Stored records

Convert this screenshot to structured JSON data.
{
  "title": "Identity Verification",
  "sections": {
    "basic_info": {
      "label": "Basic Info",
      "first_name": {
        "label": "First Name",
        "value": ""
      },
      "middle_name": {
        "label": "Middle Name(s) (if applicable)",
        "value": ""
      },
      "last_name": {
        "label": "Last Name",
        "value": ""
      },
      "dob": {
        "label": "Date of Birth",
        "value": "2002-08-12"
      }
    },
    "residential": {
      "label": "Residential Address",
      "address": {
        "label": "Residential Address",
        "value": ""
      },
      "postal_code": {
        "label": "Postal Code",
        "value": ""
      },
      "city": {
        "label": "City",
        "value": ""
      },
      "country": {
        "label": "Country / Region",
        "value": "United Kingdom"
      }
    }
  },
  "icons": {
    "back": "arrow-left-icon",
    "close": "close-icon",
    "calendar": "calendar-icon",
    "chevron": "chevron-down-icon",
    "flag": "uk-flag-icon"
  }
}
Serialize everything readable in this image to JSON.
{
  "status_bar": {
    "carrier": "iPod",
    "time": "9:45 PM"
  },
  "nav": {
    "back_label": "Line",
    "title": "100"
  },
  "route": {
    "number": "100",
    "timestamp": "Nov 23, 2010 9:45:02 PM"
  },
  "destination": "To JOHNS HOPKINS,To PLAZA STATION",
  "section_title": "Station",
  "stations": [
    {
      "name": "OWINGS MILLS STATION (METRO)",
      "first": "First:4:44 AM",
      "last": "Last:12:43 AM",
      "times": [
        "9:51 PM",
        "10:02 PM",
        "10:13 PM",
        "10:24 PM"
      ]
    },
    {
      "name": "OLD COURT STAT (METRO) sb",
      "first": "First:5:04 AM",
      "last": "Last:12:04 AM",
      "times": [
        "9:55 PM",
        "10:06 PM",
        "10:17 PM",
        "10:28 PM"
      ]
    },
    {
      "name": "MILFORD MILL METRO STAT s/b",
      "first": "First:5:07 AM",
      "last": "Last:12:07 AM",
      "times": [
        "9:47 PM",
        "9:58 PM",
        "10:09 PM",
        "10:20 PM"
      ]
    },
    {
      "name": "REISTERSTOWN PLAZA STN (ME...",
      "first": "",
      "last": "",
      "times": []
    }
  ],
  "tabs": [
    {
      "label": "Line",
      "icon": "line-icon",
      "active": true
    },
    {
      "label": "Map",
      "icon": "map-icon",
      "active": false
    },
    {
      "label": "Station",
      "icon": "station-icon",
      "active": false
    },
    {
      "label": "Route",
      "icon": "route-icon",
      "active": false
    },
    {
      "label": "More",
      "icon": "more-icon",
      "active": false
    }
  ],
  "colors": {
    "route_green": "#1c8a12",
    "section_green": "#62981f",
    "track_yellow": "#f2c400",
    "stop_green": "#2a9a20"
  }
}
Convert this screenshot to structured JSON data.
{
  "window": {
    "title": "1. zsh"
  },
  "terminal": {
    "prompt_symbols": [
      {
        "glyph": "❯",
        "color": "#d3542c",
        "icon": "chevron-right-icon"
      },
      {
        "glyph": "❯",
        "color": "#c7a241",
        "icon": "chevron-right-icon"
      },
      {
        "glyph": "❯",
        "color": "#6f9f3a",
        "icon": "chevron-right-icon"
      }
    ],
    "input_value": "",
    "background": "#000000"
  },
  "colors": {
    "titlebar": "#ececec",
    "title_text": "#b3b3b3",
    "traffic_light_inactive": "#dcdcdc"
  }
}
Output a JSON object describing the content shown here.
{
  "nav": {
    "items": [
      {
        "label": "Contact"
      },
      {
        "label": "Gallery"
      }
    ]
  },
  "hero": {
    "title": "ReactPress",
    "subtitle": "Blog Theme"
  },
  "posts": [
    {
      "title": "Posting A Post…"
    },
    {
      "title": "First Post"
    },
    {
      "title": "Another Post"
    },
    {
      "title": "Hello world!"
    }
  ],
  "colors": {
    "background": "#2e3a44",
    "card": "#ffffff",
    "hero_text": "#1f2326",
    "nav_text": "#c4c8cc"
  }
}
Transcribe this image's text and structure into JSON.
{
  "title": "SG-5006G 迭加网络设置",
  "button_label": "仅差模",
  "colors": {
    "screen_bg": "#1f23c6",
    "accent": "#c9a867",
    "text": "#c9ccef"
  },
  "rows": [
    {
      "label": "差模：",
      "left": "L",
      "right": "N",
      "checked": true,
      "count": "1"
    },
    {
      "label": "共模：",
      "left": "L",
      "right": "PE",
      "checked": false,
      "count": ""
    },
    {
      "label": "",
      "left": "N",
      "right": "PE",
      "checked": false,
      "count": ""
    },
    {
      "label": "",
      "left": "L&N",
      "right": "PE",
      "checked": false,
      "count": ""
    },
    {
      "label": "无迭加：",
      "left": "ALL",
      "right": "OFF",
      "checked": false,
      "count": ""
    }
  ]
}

» WORK INSTRUCTIONS: Read the entries and select each line where the word "this" is found.

» RESULT OF THE EXERCISE:
Convert this screenshot to structured JSON data.
Serialize everything readable in this image to JSON.
Convert this screenshot to structured JSON data.
Transcribe this image's text and structure into JSON.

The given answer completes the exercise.